What the exercise asks :: Will you give the material below again, every line exactly as it is?

Record set ::
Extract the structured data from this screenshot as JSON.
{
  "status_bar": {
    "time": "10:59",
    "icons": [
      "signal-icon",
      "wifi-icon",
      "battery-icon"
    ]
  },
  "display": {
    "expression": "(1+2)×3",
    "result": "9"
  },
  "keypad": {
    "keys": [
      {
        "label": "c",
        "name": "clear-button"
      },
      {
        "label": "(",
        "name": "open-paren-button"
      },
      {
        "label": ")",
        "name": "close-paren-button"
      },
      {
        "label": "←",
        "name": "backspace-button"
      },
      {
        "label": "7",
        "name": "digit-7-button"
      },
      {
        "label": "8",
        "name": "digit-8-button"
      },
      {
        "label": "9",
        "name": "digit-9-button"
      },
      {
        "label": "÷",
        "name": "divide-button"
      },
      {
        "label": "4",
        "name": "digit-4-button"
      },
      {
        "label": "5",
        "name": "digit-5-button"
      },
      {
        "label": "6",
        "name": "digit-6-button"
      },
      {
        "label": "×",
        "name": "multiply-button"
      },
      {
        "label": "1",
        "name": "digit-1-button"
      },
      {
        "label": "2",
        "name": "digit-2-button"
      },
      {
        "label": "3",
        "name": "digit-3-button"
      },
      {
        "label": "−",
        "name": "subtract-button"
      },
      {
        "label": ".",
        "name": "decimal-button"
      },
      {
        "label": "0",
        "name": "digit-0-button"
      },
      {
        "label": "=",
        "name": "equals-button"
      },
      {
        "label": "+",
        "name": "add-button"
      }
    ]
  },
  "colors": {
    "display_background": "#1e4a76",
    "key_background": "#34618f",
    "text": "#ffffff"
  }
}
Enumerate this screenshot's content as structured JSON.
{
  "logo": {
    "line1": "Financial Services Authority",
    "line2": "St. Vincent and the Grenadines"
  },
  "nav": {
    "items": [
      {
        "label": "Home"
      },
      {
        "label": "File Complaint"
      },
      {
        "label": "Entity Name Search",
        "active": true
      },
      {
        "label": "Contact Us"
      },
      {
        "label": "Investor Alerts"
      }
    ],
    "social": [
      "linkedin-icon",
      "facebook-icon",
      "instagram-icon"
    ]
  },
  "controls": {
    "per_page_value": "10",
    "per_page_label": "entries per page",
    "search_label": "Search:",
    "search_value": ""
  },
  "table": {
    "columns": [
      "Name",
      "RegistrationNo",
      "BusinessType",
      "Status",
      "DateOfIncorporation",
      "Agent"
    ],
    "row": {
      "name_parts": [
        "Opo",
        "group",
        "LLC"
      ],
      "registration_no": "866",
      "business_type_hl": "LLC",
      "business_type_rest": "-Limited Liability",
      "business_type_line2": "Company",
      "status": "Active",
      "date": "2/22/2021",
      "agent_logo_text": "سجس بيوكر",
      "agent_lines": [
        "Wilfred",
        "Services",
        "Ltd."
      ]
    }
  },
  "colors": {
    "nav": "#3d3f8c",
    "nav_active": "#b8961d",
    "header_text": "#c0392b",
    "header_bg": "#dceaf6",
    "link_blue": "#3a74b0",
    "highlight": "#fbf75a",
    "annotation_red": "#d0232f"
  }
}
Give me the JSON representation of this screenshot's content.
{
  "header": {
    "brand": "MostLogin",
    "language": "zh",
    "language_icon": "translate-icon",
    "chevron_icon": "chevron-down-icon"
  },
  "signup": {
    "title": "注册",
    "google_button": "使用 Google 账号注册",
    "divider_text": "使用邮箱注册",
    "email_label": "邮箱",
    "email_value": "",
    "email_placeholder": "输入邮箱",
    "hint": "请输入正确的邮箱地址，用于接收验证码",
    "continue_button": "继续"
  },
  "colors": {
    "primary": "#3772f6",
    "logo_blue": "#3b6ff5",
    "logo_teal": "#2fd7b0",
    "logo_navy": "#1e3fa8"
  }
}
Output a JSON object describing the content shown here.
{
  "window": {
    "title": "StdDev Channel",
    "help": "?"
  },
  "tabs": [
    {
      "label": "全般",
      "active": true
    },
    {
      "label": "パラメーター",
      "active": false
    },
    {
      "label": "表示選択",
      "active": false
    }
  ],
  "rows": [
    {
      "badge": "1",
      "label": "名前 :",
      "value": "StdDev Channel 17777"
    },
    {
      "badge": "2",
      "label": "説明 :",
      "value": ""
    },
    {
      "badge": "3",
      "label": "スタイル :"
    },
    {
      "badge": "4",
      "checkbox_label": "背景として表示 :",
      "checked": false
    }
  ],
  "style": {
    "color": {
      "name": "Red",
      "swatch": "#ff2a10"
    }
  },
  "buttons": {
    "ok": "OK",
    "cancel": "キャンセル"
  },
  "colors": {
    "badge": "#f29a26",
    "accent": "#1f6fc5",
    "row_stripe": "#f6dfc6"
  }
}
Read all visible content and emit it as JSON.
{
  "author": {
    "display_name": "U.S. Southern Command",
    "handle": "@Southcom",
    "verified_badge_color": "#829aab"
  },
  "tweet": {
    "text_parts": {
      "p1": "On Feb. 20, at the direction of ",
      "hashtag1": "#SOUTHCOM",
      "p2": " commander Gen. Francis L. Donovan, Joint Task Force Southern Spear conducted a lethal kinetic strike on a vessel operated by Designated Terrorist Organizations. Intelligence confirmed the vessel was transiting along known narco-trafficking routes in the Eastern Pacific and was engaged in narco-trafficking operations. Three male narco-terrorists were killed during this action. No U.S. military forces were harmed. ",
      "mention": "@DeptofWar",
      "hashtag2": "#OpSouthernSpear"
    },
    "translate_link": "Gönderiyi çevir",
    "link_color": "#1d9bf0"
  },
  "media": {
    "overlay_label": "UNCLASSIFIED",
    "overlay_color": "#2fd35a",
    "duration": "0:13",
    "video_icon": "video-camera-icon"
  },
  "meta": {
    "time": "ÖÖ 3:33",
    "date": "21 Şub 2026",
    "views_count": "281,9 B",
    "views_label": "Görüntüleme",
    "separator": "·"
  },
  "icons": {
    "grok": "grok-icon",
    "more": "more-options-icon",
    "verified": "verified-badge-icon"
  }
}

Solution for this task ::
Extract the structured data from this screenshot as JSON.
{
  "status_bar": {
    "time": "10:59",
    "icons": [
      "signal-icon",
      "wifi-icon",
      "battery-icon"
    ]
  },
  "display": {
    "expression": "(1+2)×3",
    "result": "9"
  },
  "keypad": {
    "keys": [
      {
        "label": "c",
        "name": "clear-button"
      },
      {
        "label": "(",
        "name": "open-paren-button"
      },
      {
        "label": ")",
        "name": "close-paren-button"
      },
      {
        "label": "←",
        "name": "backspace-button"
      },
      {
        "label": "7",
        "name": "digit-7-button"
      },
      {
        "label": "8",
        "name": "digit-8-button"
      },
      {
        "label": "9",
        "name": "digit-9-button"
      },
      {
        "label": "÷",
        "name": "divide-button"
      },
      {
        "label": "4",
        "name": "digit-4-button"
      },
      {
        "label": "5",
        "name": "digit-5-button"
      },
      {
        "label": "6",
        "name": "digit-6-button"
      },
      {
        "label": "×",
        "name": "multiply-button"
      },
      {
        "label": "1",
        "name": "digit-1-button"
      },
      {
        "label": "2",
        "name": "digit-2-button"
      },
      {
        "label": "3",
        "name": "digit-3-button"
      },
      {
        "label": "−",
        "name": "subtract-button"
      },
      {
        "label": ".",
        "name": "decimal-button"
      },
      {
        "label": "0",
        "name": "digit-0-button"
      },
      {
        "label": "=",
        "name": "equals-button"
      },
      {
        "label": "+",
        "name": "add-button"
      }
    ]
  },
  "colors": {
    "display_background": "#1e4a76",
    "key_background": "#34618f",
    "text": "#ffffff"
  }
}
Enumerate this screenshot's content as structured JSON.
{
  "logo": {
    "line1": "Financial Services Authority",
    "line2": "St. Vincent and the Grenadines"
  },
  "nav": {
    "items": [
      {
        "label": "Home"
      },
      {
        "label": "File Complaint"
      },
      {
        "label": "Entity Name Search",
        "active": true
      },
      {
        "label": "Contact Us"
      },
      {
        "label": "Investor Alerts"
      }
    ],
    "social": [
      "linkedin-icon",
      "facebook-icon",
      "instagram-icon"
    ]
  },
  "controls": {
    "per_page_value": "10",
    "per_page_label": "entries per page",
    "search_label": "Search:",
    "search_value": ""
  },
  "table": {
    "columns": [
      "Name",
      "RegistrationNo",
      "BusinessType",
      "Status",
      "DateOfIncorporation",
      "Agent"
    ],
    "row": {
      "name_parts": [
        "Opo",
        "group",
        "LLC"
      ],
      "registration_no": "866",
      "business_type_hl": "LLC",
      "business_type_rest": "-Limited Liability",
      "business_type_line2": "Company",
      "status": "Active",
      "date": "2/22/2021",
      "agent_logo_text": "سجس بيوكر",
      "agent_lines": [
        "Wilfred",
        "Services",
        "Ltd."
      ]
    }
  },
  "colors": {
    "nav": "#3d3f8c",
    "nav_active": "#b8961d",
    "header_text": "#c0392b",
    "header_bg": "#dceaf6",
    "link_blue": "#3a74b0",
    "highlight": "#fbf75a",
    "annotation_red": "#d0232f"
  }
}
Give me the JSON representation of this screenshot's content.
{
  "header": {
    "brand": "MostLogin",
    "language": "zh",
    "language_icon": "translate-icon",
    "chevron_icon": "chevron-down-icon"
  },
  "signup": {
    "title": "注册",
    "google_button": "使用 Google 账号注册",
    "divider_text": "使用邮箱注册",
    "email_label": "邮箱",
    "email_value": "",
    "email_placeholder": "输入邮箱",
    "hint": "请输入正确的邮箱地址，用于接收验证码",
    "continue_button": "继续"
  },
  "colors": {
    "primary": "#3772f6",
    "logo_blue": "#3b6ff5",
    "logo_teal": "#2fd7b0",
    "logo_navy": "#1e3fa8"
  }
}
Output a JSON object describing the content shown here.
{
  "window": {
    "title": "StdDev Channel",
    "help": "?"
  },
  "tabs": [
    {
      "label": "全般",
      "active": true
    },
    {
      "label": "パラメーター",
      "active": false
    },
    {
      "label": "表示選択",
      "active": false
    }
  ],
  "rows": [
    {
      "badge": "1",
      "label": "名前 :",
      "value": "StdDev Channel 17777"
    },
    {
      "badge": "2",
      "label": "説明 :",
      "value": ""
    },
    {
      "badge": "3",
      "label": "スタイル :"
    },
    {
      "badge": "4",
      "checkbox_label": "背景として表示 :",
      "checked": false
    }
  ],
  "style": {
    "color": {
      "name": "Red",
      "swatch": "#ff2a10"
    }
  },
  "buttons": {
    "ok": "OK",
    "cancel": "キャンセル"
  },
  "colors": {
    "badge": "#f29a26",
    "accent": "#1f6fc5",
    "row_stripe": "#f6dfc6"
  }
}
Read all visible content and emit it as JSON.
{
  "author": {
    "display_name": "U.S. Southern Command",
    "handle": "@Southcom",
    "verified_badge_color": "#829aab"
  },
  "tweet": {
    "text_parts": {
      "p1": "On Feb. 20, at the direction of ",
      "hashtag1": "#SOUTHCOM",
      "p2": " commander Gen. Francis L. Donovan, Joint Task Force Southern Spear conducted a lethal kinetic strike on a vessel operated by Designated Terrorist Organizations. Intelligence confirmed the vessel was transiting along known narco-trafficking routes in the Eastern Pacific and was engaged in narco-trafficking operations. Three male narco-terrorists were killed during this action. No U.S. military forces were harmed. ",
      "mention": "@DeptofWar",
      "hashtag2": "#OpSouthernSpear"
    },
    "translate_link": "Gönderiyi çevir",
    "link_color": "#1d9bf0"
  },
  "media": {
    "overlay_label": "UNCLASSIFIED",
    "overlay_color": "#2fd35a",
    "duration": "0:13",
    "video_icon": "video-camera-icon"
  },
  "meta": {
    "time": "ÖÖ 3:33",
    "date": "21 Şub 2026",
    "views_count": "281,9 B",
    "views_label": "Görüntüleme",
    "separator": "·"
  },
  "icons": {
    "grok": "grok-icon",
    "more": "more-options-icon",
    "verified": "verified-badge-icon"
  }
}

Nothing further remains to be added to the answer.